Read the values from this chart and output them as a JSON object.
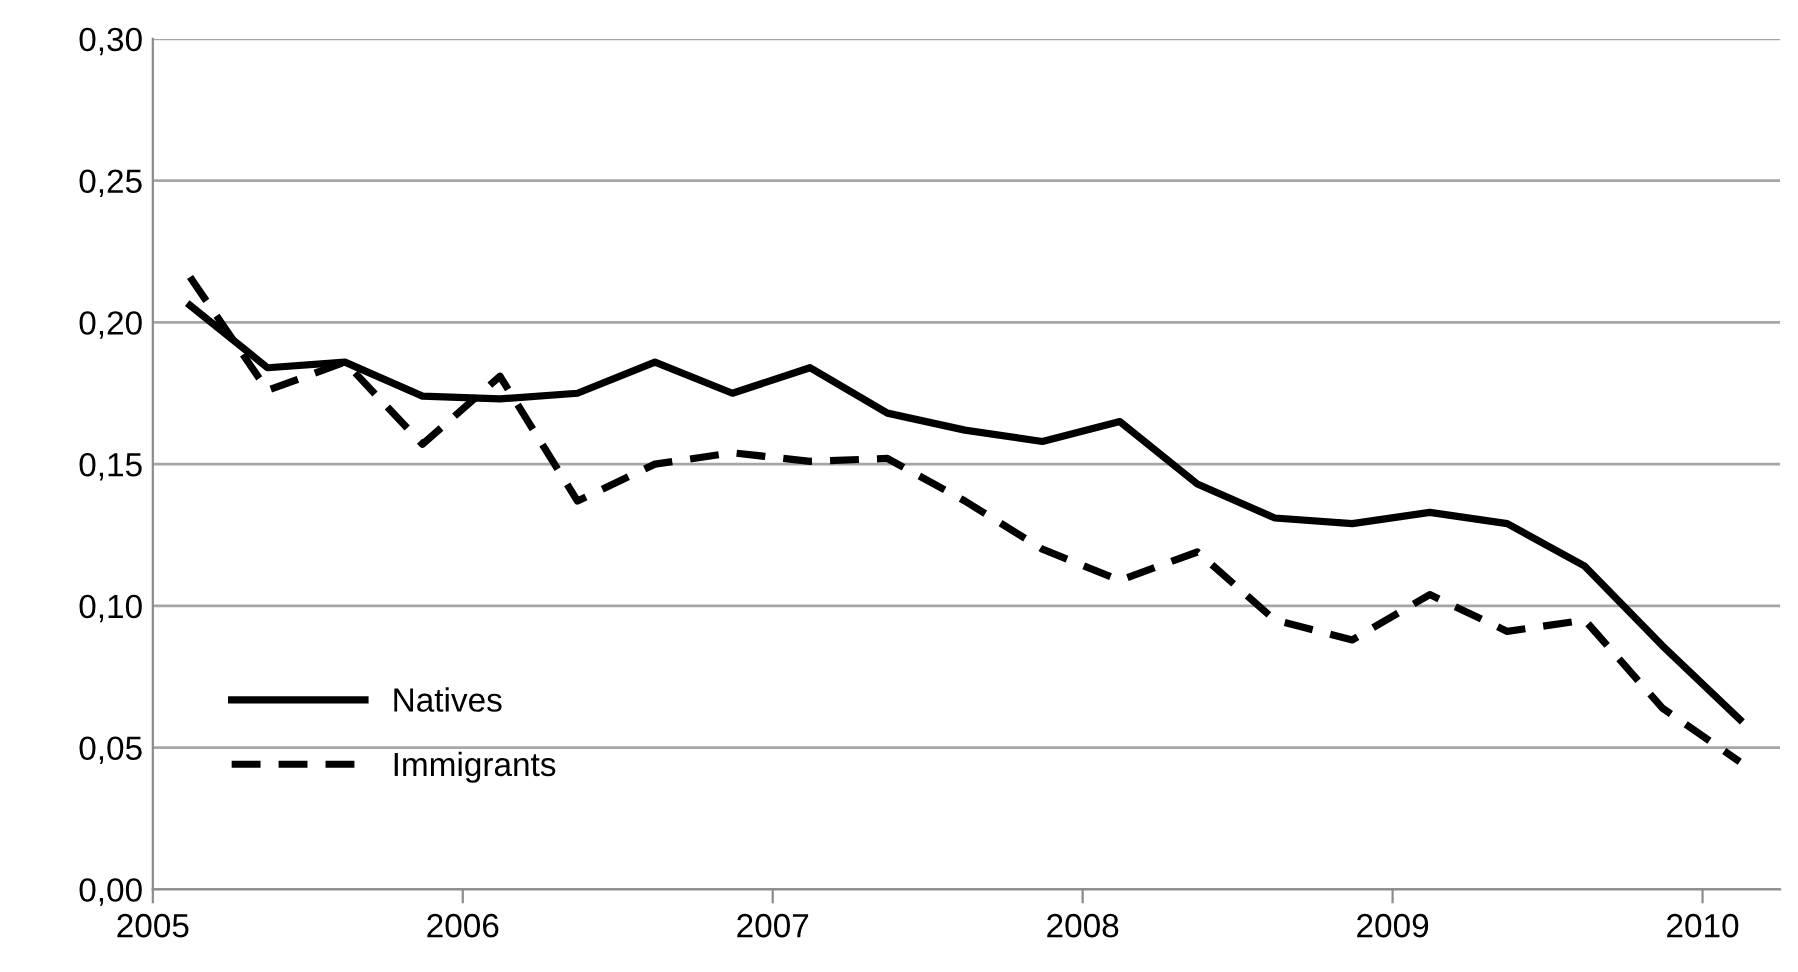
{
  "chart_data": {
    "type": "line",
    "x": [
      2005.12,
      2005.37,
      2005.62,
      2005.87,
      2006.12,
      2006.37,
      2006.62,
      2006.87,
      2007.12,
      2007.37,
      2007.62,
      2007.87,
      2008.12,
      2008.37,
      2008.62,
      2008.87,
      2009.12,
      2009.37,
      2009.62,
      2009.87,
      2010.12
    ],
    "series": [
      {
        "name": "Natives",
        "color": "#000000",
        "line_style": "solid",
        "values": [
          0.206,
          0.184,
          0.186,
          0.174,
          0.173,
          0.175,
          0.186,
          0.175,
          0.184,
          0.168,
          0.162,
          0.158,
          0.165,
          0.143,
          0.131,
          0.129,
          0.133,
          0.129,
          0.114,
          0.086,
          0.06
        ]
      },
      {
        "name": "Immigrants",
        "color": "#000000",
        "line_style": "dashed",
        "values": [
          0.216,
          0.176,
          0.186,
          0.157,
          0.181,
          0.137,
          0.15,
          0.154,
          0.151,
          0.152,
          0.137,
          0.12,
          0.109,
          0.119,
          0.095,
          0.088,
          0.104,
          0.091,
          0.095,
          0.064,
          0.045
        ]
      }
    ],
    "xlim": [
      2005,
      2010.25
    ],
    "xticks": [
      2005,
      2006,
      2007,
      2008,
      2009,
      2010
    ],
    "ylim": [
      0,
      0.3
    ],
    "yticks": [
      {
        "value": 0,
        "label": "0,00"
      },
      {
        "value": 0.05,
        "label": "0,05"
      },
      {
        "value": 0.1,
        "label": "0,10"
      },
      {
        "value": 0.15,
        "label": "0,15"
      },
      {
        "value": 0.2,
        "label": "0,20"
      },
      {
        "value": 0.25,
        "label": "0,25"
      },
      {
        "value": 0.3,
        "label": "0,30"
      }
    ],
    "grid": "y",
    "legend": "bottom left"
  }
}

◆ Task goal
All of the entries above should be duplicated exactly, except for the pictures.

◆ Output of the exercise
Read the values from this chart and output them as a JSON object.
{
  "chart_data": {
    "type": "line",
    "x": [
      2005.12,
      2005.37,
      2005.62,
      2005.87,
      2006.12,
      2006.37,
      2006.62,
      2006.87,
      2007.12,
      2007.37,
      2007.62,
      2007.87,
      2008.12,
      2008.37,
      2008.62,
      2008.87,
      2009.12,
      2009.37,
      2009.62,
      2009.87,
      2010.12
    ],
    "series": [
      {
        "name": "Natives",
        "color": "#000000",
        "line_style": "solid",
        "values": [
          0.206,
          0.184,
          0.186,
          0.174,
          0.173,
          0.175,
          0.186,
          0.175,
          0.184,
          0.168,
          0.162,
          0.158,
          0.165,
          0.143,
          0.131,
          0.129,
          0.133,
          0.129,
          0.114,
          0.086,
          0.06
        ]
      },
      {
        "name": "Immigrants",
        "color": "#000000",
        "line_style": "dashed",
        "values": [
          0.216,
          0.176,
          0.186,
          0.157,
          0.181,
          0.137,
          0.15,
          0.154,
          0.151,
          0.152,
          0.137,
          0.12,
          0.109,
          0.119,
          0.095,
          0.088,
          0.104,
          0.091,
          0.095,
          0.064,
          0.045
        ]
      }
    ],
    "xlim": [
      2005,
      2010.25
    ],
    "xticks": [
      2005,
      2006,
      2007,
      2008,
      2009,
      2010
    ],
    "ylim": [
      0,
      0.3
    ],
    "yticks": [
      {
        "value": 0,
        "label": "0,00"
      },
      {
        "value": 0.05,
        "label": "0,05"
      },
      {
        "value": 0.1,
        "label": "0,10"
      },
      {
        "value": 0.15,
        "label": "0,15"
      },
      {
        "value": 0.2,
        "label": "0,20"
      },
      {
        "value": 0.25,
        "label": "0,25"
      },
      {
        "value": 0.3,
        "label": "0,30"
      }
    ],
    "grid": "y",
    "legend": "bottom left"
  }
}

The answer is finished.